Joaquin Murietta, ‘Robin Hood of El Dorado,’ Killed in Ambush
Many myths and legends grew out of the epic sweep of America’s “Wild West” past. Some figures, heroes as well as villains, are grounded in fact—including photographic evidence—while others remain less distinct. One of the latter is a man that we know very little about, although in his brief career as an outlaw he became infamous as the “Robin Hood of El Dorado.” That man, Joaquin Murietta (or Murrieta) was killed on July 25, 1853, by a band of California State Rangers created especially for his capture. The head of the notorious bandit, pickled in a jar of alcohol, was shown in exhibitions throughout California for a very steep entrance fee of $1.
Who was Murietta? History is really not sure. We think he was born in Mexico, but maybe it was Chile. We think he was born in 1829, which means he was only 24 when he was killed. But in truth, we’re not even sure he was killed that fateful day in 1853, because some people claimed the pickled head was not the bandit’s at all.

Collected material:
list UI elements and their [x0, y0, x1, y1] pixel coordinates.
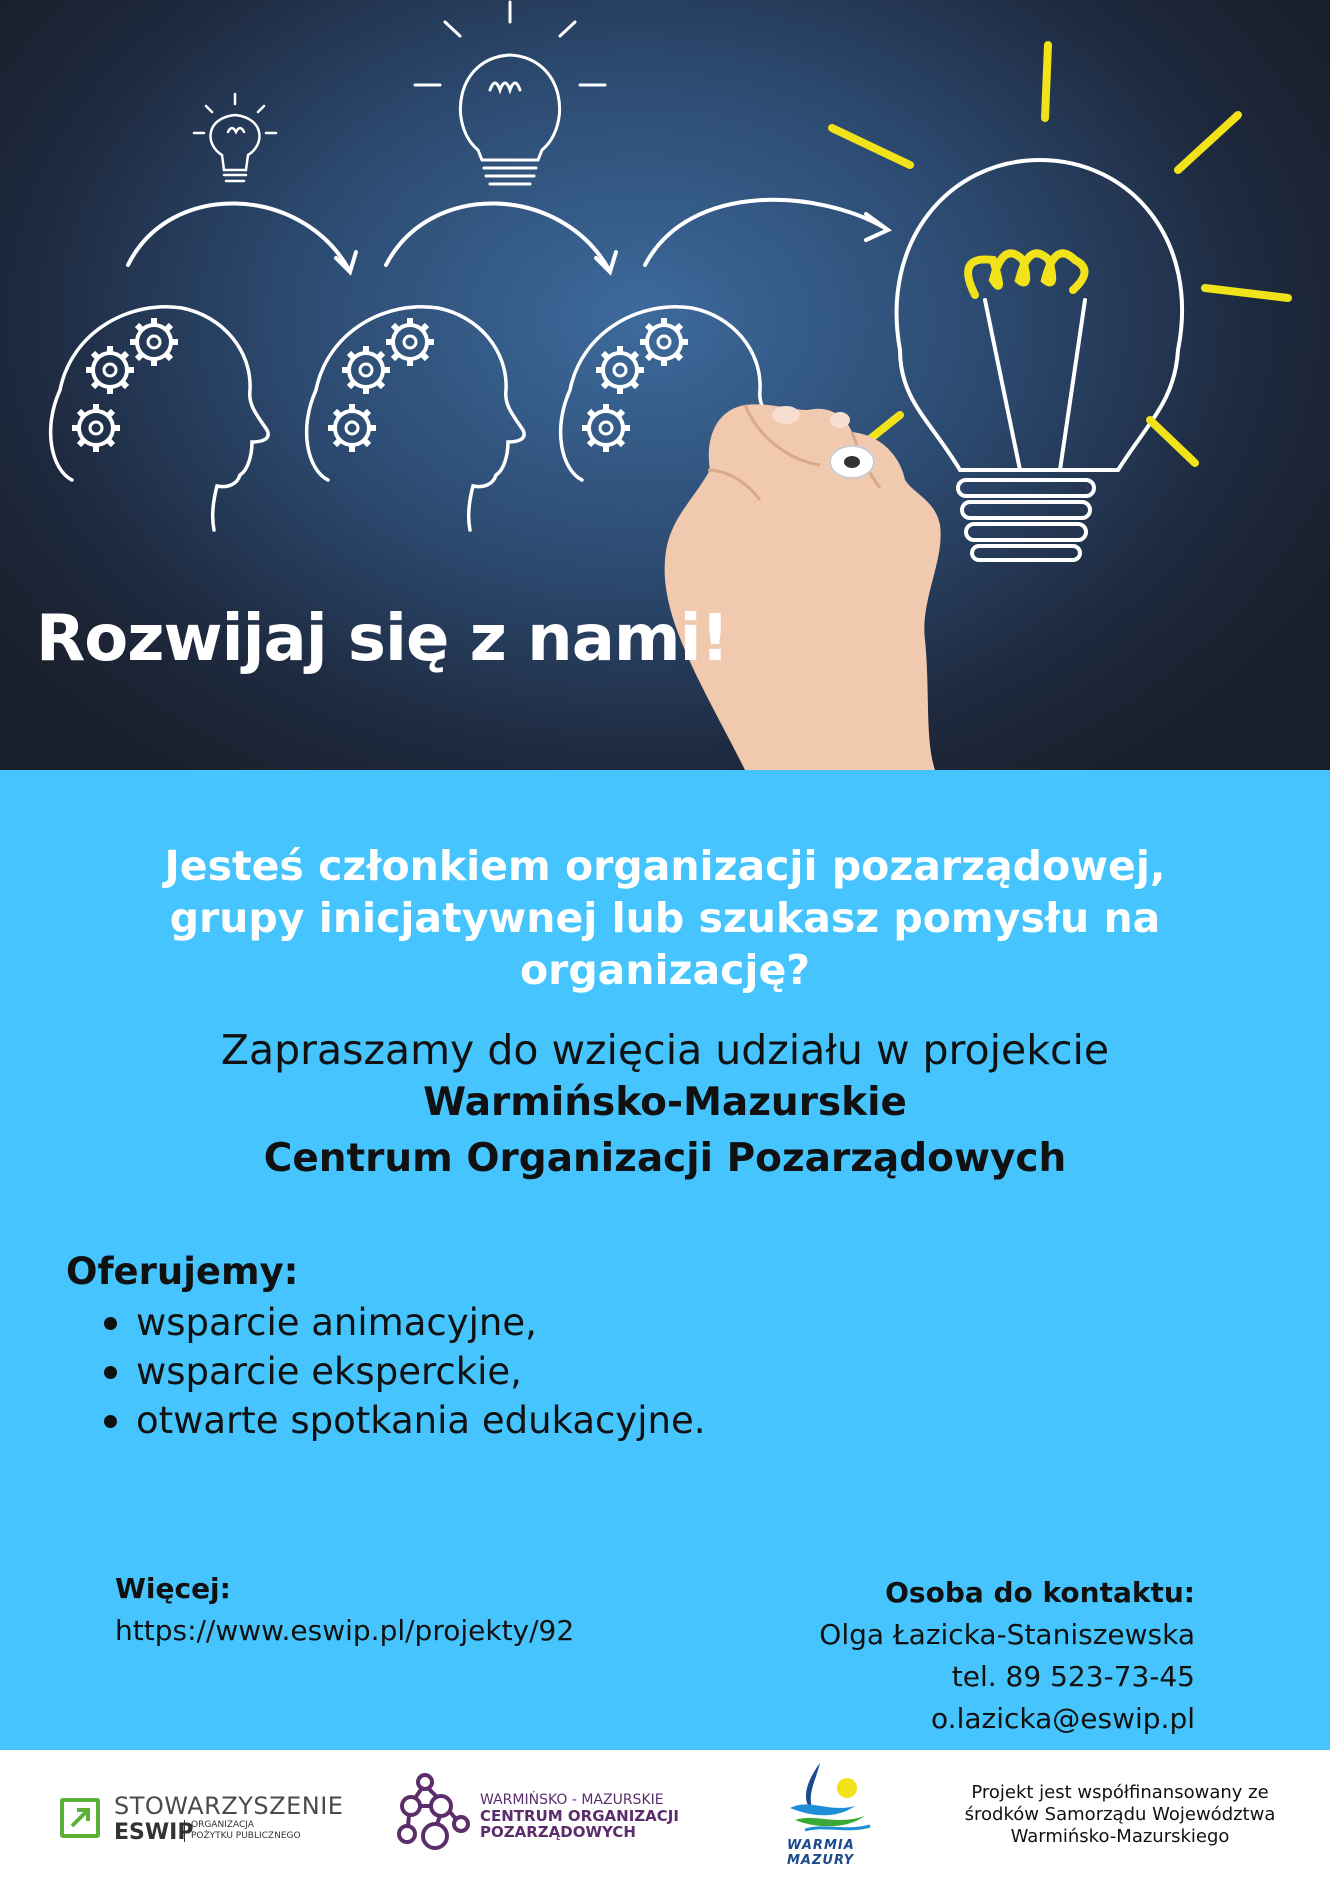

Written request:
Translate this sentence from the text about Joaquin Murietta into Spanish: "We think he was born in 1829, which means he was only 24 when he was killed."

Completed task:
Creemos que nació en 1829, lo que significa que tenía solo 24 años cuando lo mataron.